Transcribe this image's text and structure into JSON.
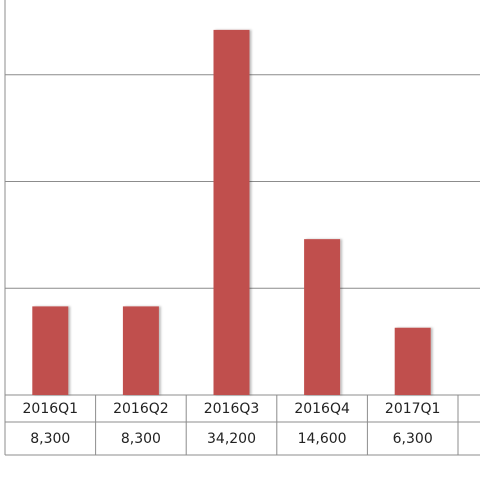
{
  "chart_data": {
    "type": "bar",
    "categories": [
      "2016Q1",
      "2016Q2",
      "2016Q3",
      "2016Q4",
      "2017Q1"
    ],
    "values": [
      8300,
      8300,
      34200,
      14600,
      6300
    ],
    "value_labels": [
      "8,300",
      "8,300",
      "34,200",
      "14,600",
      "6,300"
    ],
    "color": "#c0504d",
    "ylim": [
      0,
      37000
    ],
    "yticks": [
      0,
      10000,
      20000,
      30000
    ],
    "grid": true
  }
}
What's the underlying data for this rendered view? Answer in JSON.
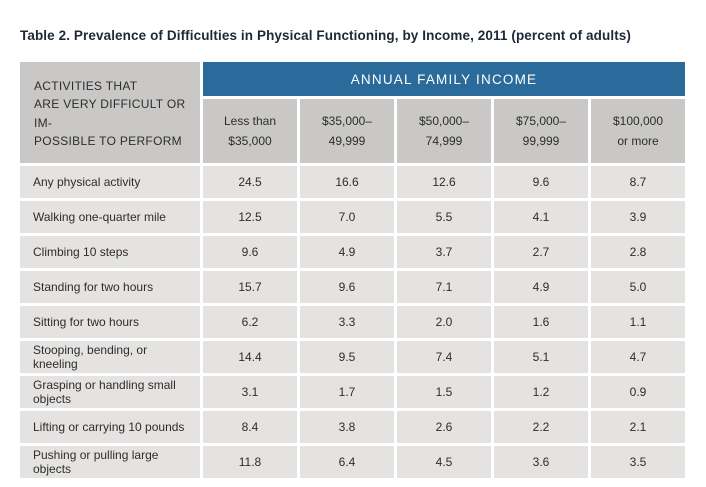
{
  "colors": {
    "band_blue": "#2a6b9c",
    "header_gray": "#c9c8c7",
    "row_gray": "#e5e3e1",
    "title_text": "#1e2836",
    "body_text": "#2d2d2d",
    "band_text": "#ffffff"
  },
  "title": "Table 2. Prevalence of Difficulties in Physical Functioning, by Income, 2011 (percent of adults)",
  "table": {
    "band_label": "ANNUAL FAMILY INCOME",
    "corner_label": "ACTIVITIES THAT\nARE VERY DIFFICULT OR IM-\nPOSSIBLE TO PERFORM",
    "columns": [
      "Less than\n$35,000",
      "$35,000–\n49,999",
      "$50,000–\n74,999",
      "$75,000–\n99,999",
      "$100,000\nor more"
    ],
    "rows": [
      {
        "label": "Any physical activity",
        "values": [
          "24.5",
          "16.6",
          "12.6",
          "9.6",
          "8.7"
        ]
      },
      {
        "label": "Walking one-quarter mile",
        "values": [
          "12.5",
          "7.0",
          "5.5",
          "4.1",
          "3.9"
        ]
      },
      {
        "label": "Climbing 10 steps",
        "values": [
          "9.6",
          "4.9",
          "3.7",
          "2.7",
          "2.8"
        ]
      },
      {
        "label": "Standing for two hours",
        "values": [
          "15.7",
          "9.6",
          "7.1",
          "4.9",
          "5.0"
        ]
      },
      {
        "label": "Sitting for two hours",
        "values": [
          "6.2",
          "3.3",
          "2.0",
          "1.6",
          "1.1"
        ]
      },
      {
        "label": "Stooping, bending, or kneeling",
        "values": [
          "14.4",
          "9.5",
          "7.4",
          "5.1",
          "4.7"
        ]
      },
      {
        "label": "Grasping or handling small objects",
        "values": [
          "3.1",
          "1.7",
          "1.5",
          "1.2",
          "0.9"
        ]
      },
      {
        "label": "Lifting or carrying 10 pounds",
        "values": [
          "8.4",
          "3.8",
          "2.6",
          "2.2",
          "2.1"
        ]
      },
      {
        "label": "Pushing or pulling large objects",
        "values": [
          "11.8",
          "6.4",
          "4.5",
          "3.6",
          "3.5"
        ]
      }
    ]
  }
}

────

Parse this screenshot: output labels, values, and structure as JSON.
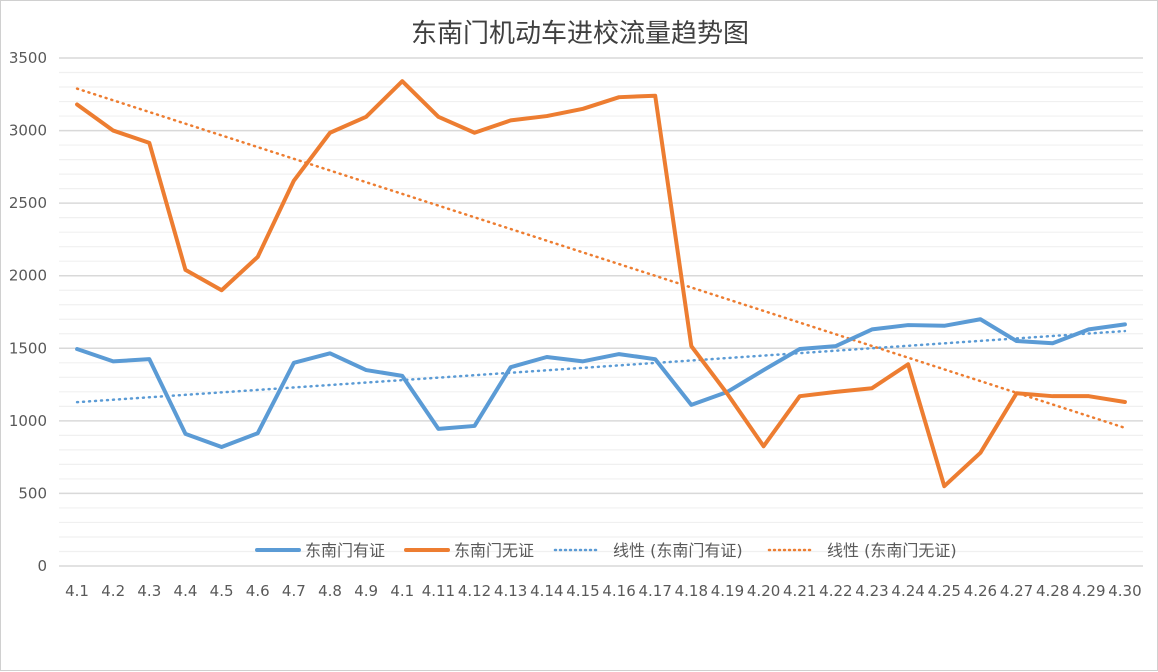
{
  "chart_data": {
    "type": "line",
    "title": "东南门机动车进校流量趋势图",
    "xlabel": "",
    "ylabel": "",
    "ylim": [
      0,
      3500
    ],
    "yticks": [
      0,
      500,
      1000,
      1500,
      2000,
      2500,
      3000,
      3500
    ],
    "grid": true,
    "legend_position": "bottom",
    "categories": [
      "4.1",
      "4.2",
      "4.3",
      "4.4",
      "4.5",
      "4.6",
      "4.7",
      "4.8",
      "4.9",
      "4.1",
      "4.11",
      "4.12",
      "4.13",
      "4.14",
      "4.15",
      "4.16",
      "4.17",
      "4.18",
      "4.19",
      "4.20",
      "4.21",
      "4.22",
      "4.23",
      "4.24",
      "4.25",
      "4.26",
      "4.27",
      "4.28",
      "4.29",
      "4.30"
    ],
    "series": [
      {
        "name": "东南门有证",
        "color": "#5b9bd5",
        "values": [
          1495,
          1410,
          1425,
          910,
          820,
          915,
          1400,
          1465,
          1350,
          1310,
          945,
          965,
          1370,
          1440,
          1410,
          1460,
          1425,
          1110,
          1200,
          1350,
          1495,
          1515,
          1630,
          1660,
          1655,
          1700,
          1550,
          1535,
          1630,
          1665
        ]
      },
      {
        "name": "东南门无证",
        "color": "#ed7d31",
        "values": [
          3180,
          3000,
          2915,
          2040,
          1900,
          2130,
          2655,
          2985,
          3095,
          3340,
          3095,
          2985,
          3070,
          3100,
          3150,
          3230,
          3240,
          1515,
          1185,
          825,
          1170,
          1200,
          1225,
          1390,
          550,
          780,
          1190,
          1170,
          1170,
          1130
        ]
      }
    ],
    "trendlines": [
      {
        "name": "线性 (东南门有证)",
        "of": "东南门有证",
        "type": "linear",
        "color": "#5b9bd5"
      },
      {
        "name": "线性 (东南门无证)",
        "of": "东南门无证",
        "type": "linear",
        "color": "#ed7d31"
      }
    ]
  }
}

────

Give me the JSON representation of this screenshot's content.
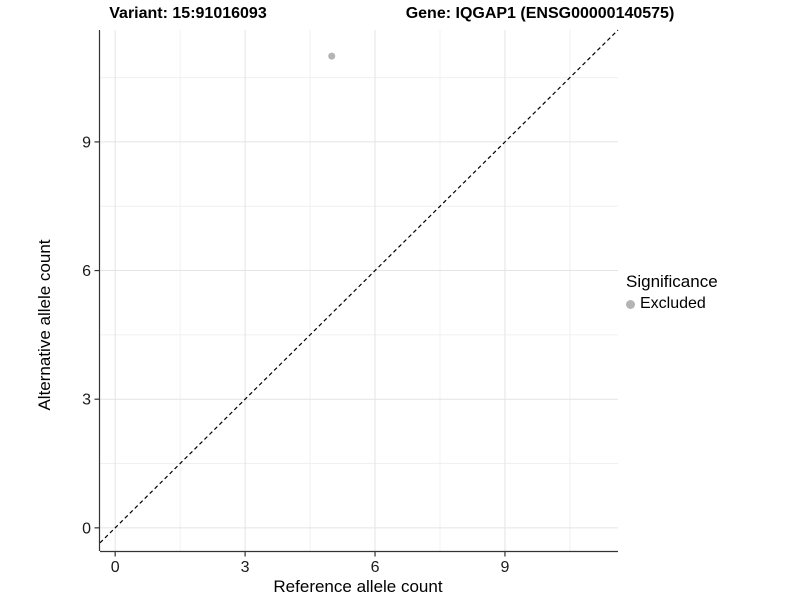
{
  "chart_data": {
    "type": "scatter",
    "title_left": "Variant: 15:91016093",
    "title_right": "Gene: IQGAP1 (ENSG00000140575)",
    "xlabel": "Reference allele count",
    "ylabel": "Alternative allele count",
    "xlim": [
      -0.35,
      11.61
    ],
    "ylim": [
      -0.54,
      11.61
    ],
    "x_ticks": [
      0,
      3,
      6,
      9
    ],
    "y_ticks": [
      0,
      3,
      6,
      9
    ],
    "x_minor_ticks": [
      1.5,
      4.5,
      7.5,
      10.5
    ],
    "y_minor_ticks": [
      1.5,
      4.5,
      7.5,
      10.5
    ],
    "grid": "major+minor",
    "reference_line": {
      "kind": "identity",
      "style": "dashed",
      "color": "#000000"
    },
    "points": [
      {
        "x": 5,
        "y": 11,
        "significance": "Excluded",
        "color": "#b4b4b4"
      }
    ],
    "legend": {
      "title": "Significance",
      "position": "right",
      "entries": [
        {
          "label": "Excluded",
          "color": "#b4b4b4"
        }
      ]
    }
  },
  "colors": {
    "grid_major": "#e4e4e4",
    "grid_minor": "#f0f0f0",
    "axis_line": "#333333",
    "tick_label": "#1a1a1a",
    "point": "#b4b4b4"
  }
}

────

● **The request**:
From the listing above, collect every line that mentions the word "type".

● **Solution below**:
    "type": "bar",
    "type": "line",
        "type": "linear",
        "type": "linear",
    "type": "scatter",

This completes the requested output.